◆ Problem
Filter the data below for the string "that" and copy each matching line.

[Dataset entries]
>> start

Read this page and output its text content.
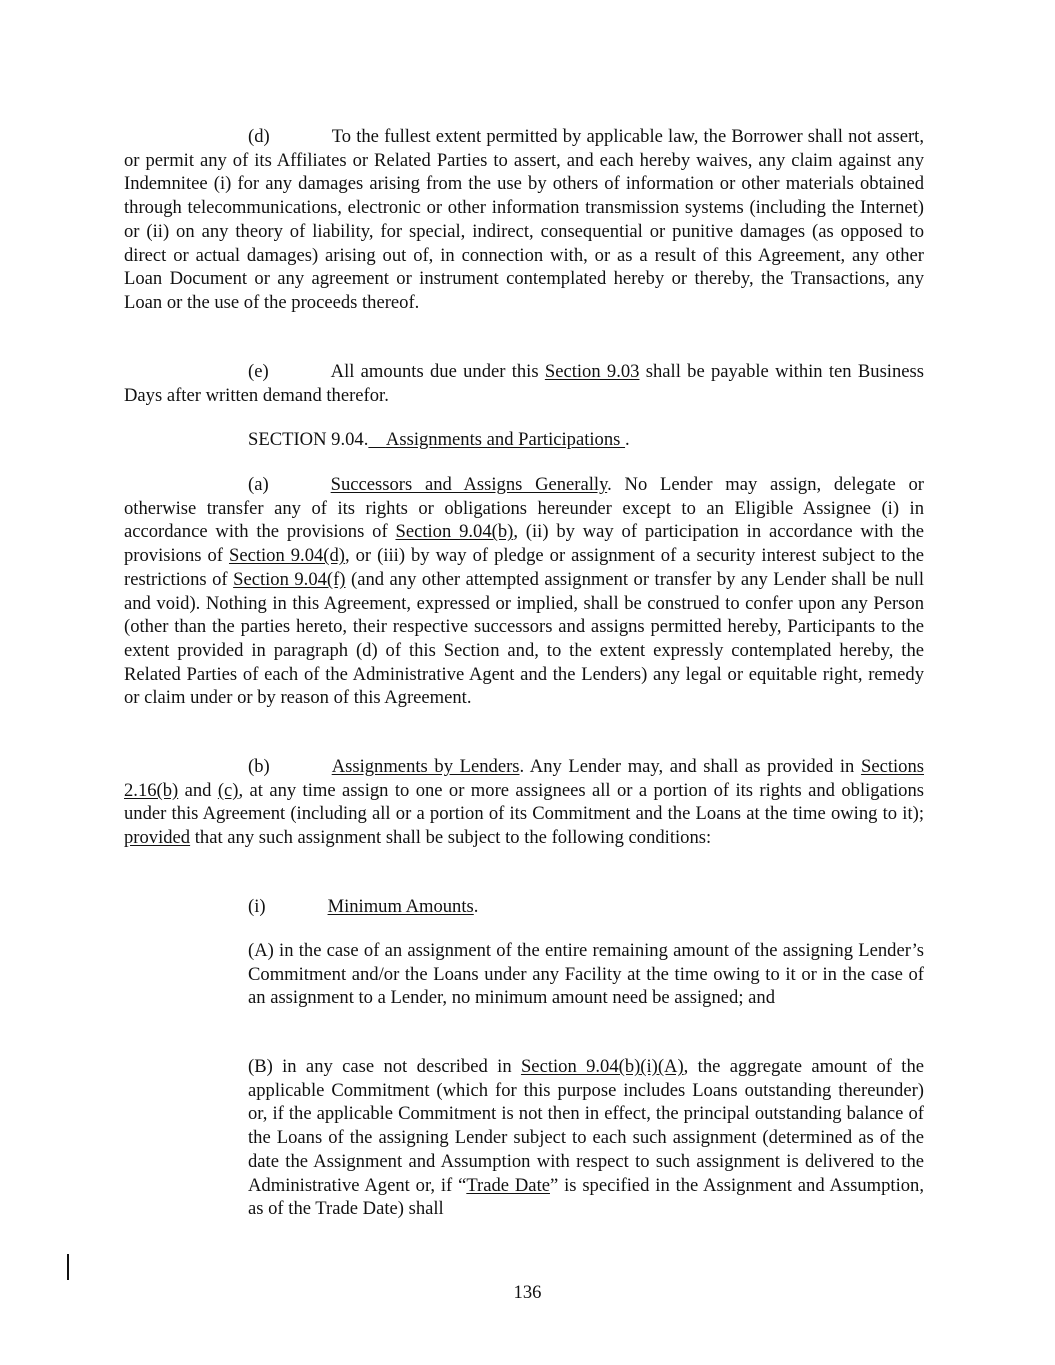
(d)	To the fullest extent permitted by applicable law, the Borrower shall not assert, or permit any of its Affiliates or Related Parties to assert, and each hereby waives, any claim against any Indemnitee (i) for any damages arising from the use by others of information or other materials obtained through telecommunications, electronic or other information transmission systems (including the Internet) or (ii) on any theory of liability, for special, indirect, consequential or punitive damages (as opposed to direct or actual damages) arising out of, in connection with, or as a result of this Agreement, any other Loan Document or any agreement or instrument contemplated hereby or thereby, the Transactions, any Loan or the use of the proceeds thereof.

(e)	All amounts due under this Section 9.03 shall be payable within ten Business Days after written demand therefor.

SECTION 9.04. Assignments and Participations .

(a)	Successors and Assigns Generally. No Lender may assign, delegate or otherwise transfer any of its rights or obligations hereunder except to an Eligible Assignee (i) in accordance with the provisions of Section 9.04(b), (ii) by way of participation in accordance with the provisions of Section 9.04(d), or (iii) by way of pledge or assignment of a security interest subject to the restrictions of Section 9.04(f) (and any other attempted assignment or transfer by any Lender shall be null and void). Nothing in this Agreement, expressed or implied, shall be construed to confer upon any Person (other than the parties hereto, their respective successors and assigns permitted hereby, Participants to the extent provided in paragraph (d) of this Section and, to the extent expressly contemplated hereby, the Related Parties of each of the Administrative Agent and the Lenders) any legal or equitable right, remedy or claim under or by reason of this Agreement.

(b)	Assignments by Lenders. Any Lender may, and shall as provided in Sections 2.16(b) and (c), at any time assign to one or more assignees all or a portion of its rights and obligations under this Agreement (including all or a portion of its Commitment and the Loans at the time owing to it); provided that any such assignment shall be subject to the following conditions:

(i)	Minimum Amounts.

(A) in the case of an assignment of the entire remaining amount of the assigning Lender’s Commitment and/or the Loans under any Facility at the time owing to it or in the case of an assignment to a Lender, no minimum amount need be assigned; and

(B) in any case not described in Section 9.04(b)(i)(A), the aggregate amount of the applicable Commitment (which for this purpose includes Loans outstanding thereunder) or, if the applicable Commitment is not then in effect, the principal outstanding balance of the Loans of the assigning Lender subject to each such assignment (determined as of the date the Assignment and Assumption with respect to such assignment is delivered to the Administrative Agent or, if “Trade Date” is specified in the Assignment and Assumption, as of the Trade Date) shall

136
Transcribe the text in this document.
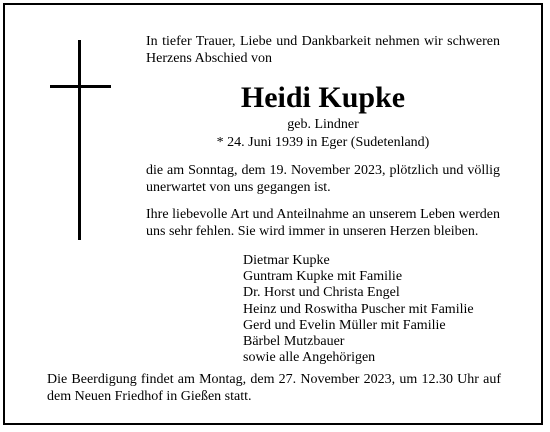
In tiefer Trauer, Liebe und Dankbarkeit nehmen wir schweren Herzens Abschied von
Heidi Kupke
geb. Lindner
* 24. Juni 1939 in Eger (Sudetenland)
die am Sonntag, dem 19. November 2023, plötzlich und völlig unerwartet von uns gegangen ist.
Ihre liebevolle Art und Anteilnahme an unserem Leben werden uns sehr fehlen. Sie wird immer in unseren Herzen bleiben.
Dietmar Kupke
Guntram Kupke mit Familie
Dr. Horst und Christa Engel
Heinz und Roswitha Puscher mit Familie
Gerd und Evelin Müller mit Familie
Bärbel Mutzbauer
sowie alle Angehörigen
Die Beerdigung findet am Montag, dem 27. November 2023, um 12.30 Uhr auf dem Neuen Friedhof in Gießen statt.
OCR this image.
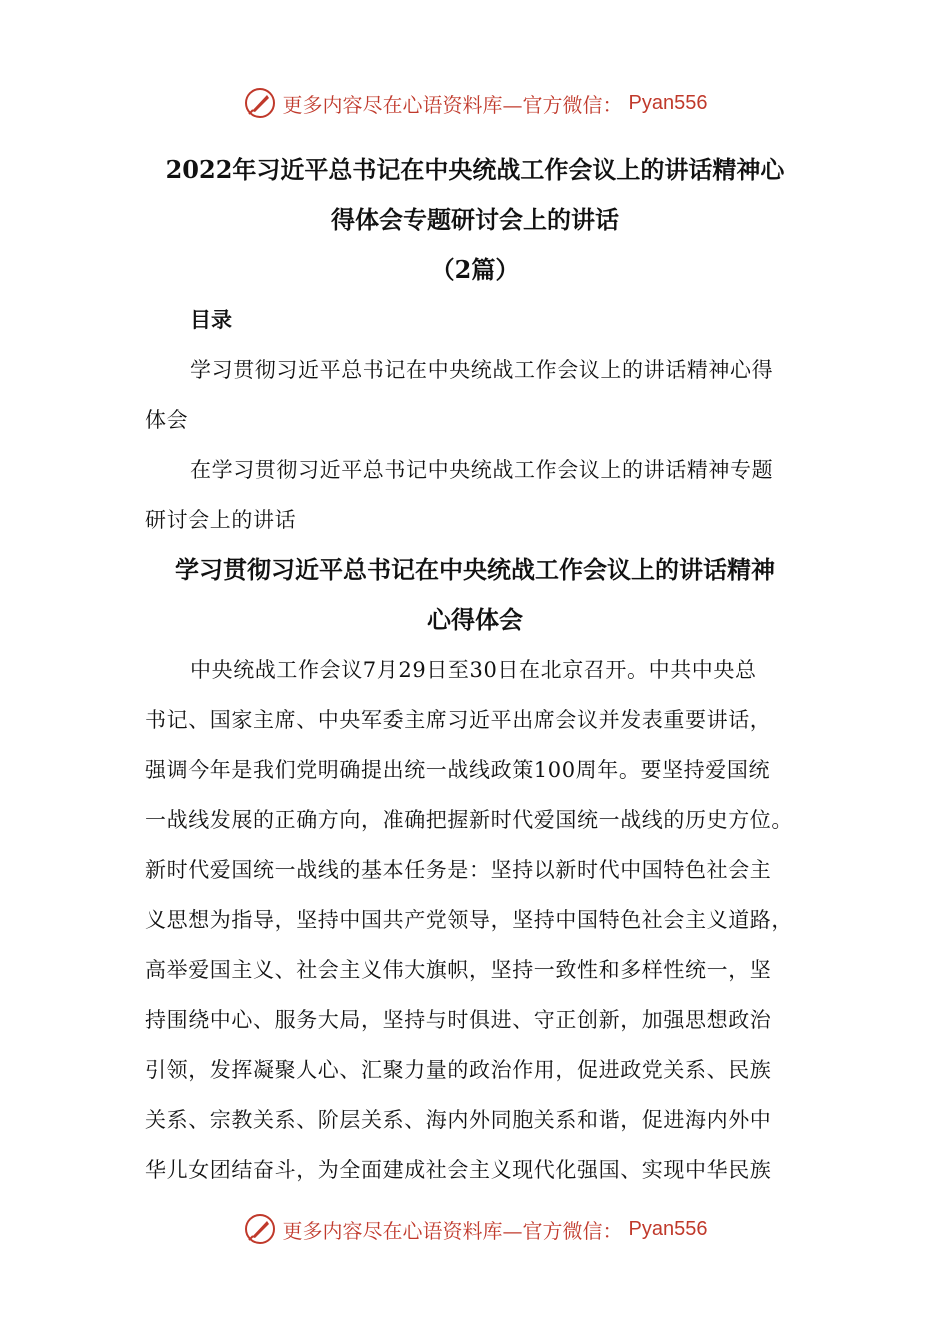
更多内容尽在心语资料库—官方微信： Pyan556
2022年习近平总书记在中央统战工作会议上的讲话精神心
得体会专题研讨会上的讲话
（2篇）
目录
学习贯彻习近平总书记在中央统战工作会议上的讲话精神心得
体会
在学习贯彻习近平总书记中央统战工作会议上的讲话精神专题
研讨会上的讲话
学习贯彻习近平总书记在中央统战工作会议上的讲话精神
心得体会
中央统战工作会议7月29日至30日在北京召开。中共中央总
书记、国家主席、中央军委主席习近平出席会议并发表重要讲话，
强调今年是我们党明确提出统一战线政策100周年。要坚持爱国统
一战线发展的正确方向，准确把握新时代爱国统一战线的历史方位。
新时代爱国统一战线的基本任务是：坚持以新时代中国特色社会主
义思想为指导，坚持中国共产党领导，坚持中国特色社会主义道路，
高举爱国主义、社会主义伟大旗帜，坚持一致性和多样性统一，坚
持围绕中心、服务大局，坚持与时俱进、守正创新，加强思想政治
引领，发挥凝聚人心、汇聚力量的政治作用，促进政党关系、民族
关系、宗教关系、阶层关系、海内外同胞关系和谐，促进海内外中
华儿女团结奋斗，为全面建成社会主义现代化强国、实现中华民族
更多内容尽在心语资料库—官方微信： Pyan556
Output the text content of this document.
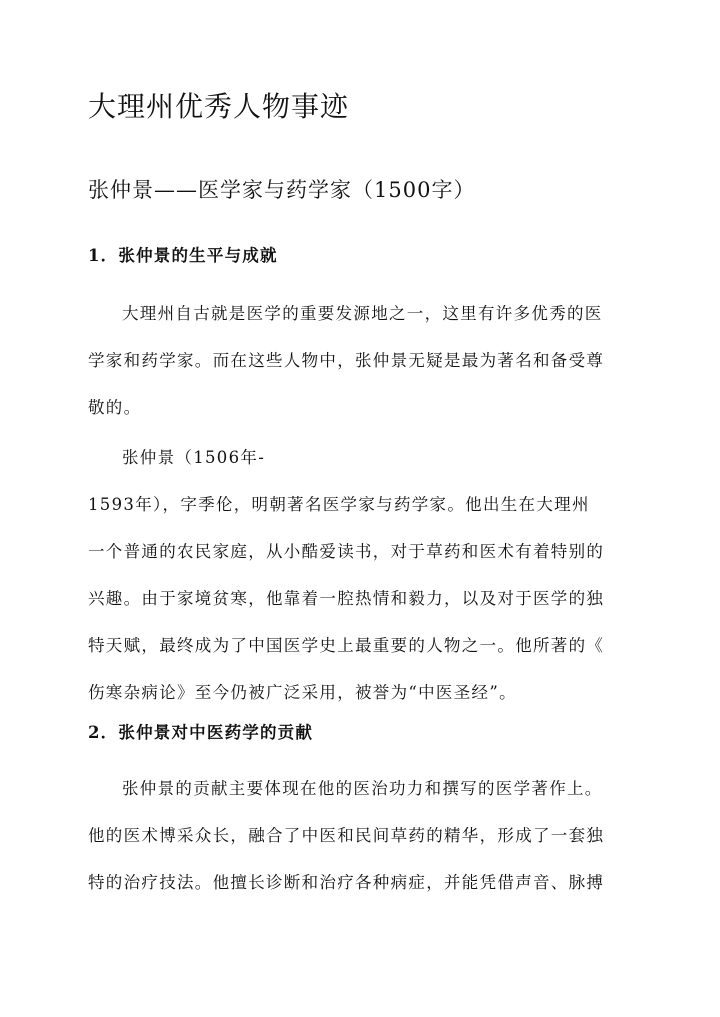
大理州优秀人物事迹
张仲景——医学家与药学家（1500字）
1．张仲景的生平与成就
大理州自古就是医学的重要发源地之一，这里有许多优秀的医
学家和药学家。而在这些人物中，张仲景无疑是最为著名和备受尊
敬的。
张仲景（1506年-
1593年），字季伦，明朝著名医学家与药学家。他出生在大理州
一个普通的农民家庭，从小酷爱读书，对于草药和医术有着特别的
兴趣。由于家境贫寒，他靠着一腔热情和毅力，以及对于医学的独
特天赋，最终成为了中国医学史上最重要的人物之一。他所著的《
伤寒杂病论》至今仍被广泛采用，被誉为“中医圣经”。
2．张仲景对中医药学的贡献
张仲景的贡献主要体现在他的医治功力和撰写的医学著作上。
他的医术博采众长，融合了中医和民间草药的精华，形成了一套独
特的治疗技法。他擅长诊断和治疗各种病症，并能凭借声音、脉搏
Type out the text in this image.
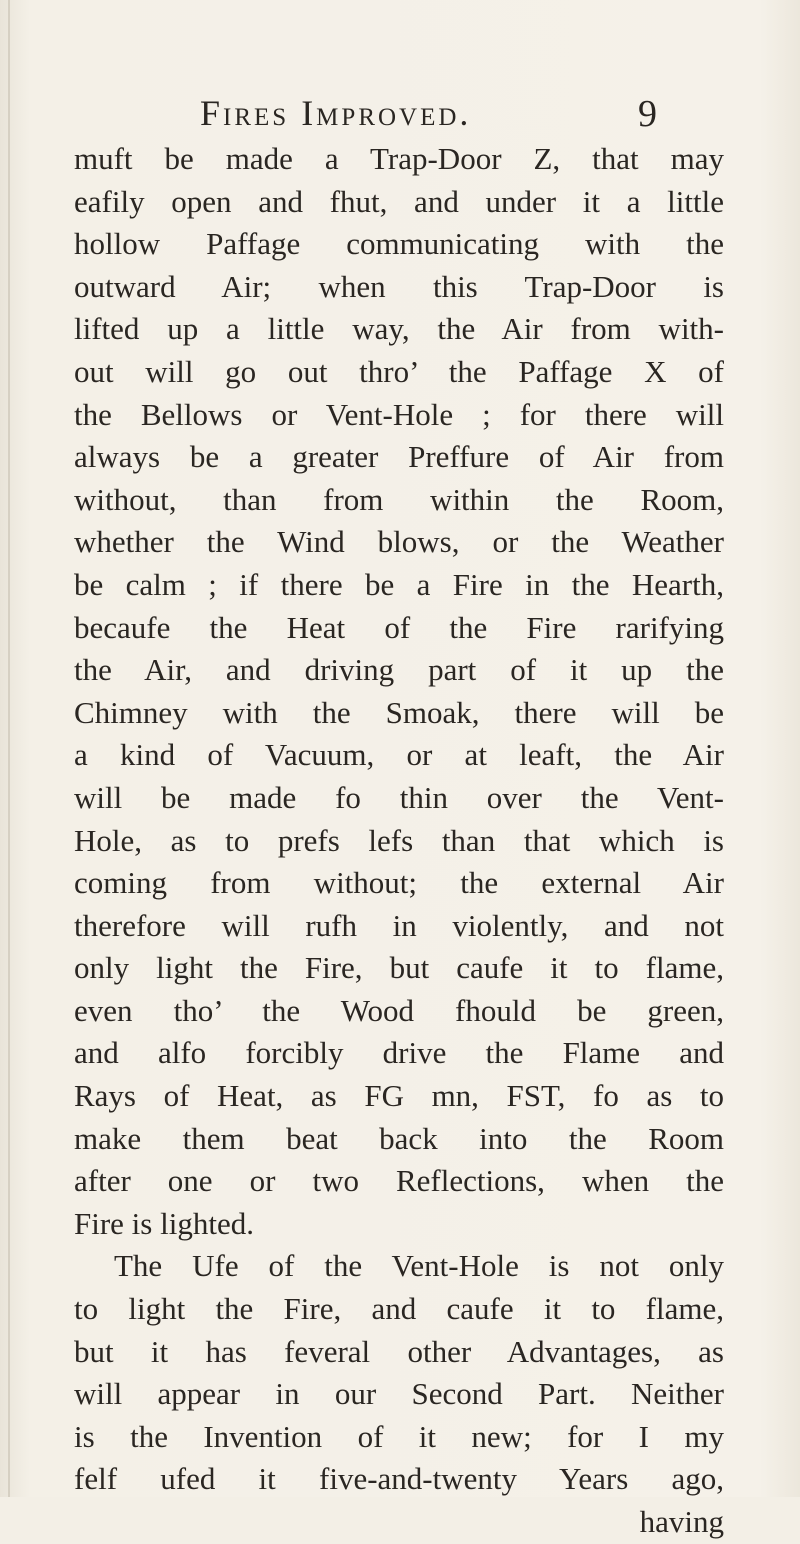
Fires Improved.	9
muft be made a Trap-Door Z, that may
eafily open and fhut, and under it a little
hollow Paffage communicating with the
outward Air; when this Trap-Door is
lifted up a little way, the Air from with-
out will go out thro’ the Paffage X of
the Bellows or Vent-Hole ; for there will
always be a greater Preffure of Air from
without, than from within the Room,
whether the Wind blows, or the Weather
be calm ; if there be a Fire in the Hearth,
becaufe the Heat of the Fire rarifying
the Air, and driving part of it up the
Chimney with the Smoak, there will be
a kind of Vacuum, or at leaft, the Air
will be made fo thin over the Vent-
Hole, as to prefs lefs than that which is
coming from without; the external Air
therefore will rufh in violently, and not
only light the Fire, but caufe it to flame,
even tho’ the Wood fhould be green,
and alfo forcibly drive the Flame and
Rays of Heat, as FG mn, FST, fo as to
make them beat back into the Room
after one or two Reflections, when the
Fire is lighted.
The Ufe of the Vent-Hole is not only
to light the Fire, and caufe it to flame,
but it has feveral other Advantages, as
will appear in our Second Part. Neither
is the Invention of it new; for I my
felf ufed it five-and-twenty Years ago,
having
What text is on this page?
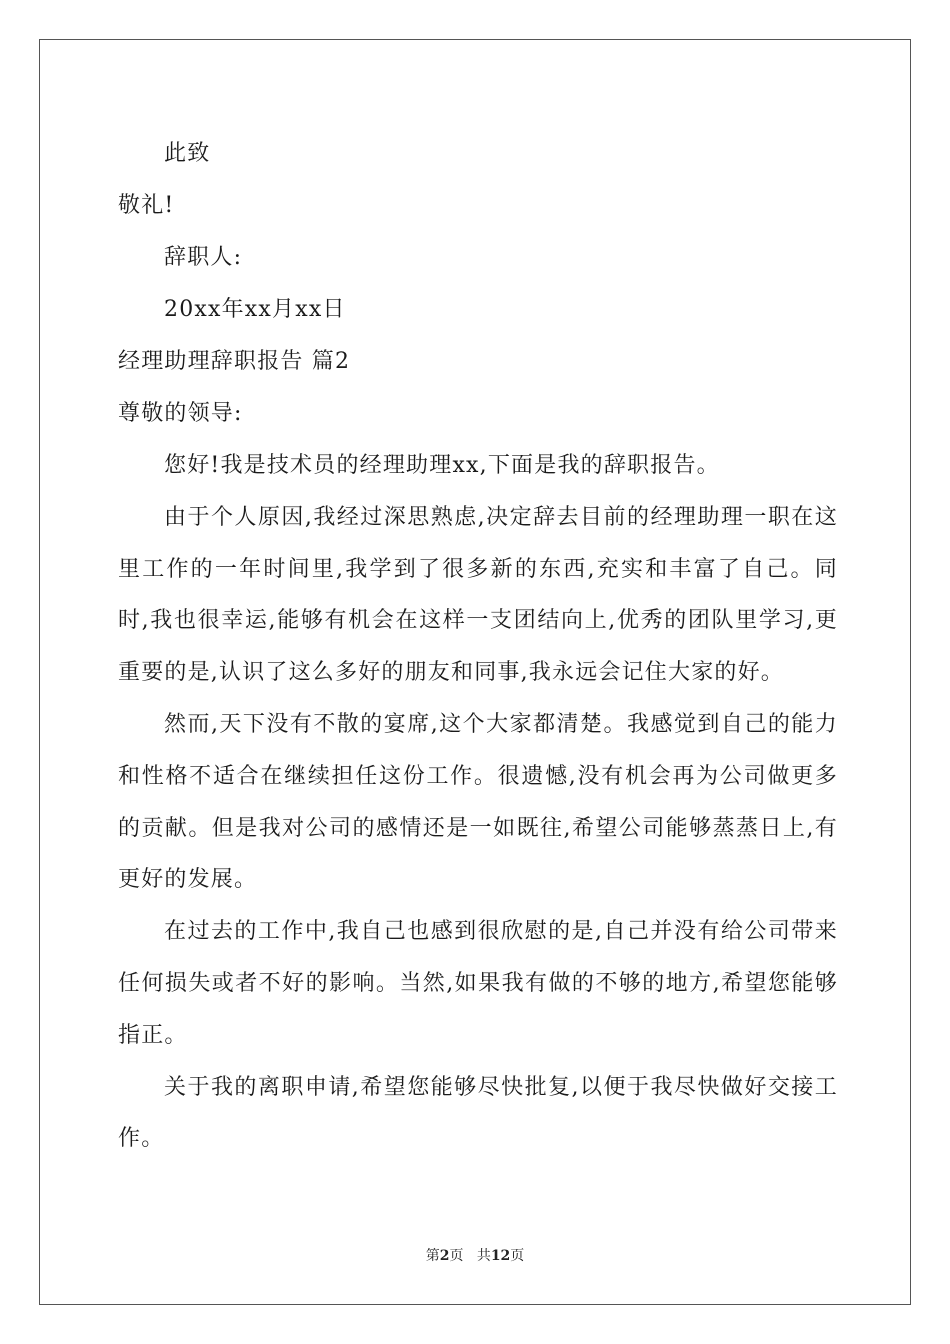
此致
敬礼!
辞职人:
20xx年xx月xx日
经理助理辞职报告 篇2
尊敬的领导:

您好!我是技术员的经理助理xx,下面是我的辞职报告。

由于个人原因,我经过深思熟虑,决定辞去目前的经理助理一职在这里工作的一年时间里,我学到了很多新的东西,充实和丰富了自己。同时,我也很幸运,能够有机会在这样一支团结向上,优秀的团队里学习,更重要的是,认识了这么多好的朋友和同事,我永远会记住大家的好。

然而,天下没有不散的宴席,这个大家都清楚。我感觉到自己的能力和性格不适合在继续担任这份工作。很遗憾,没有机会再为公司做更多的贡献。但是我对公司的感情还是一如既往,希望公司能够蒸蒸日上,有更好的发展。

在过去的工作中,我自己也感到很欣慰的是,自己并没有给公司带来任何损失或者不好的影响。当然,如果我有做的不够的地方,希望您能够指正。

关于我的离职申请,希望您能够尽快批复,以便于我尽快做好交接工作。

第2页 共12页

>> end

◆ Reply
(b)	Assignments by Lenders. Any Lender may, and shall as provided in Sections 2.16(b) and (c), at any time assign to one or more assignees all or a portion of its rights and obligations under this Agreement (including all or a portion of its Commitment and the Loans at the time owing to it); provided that any such assignment shall be subject to the following conditions:
muft be made a Trap-Door Z, that may
Hole, as to prefs lefs than that which is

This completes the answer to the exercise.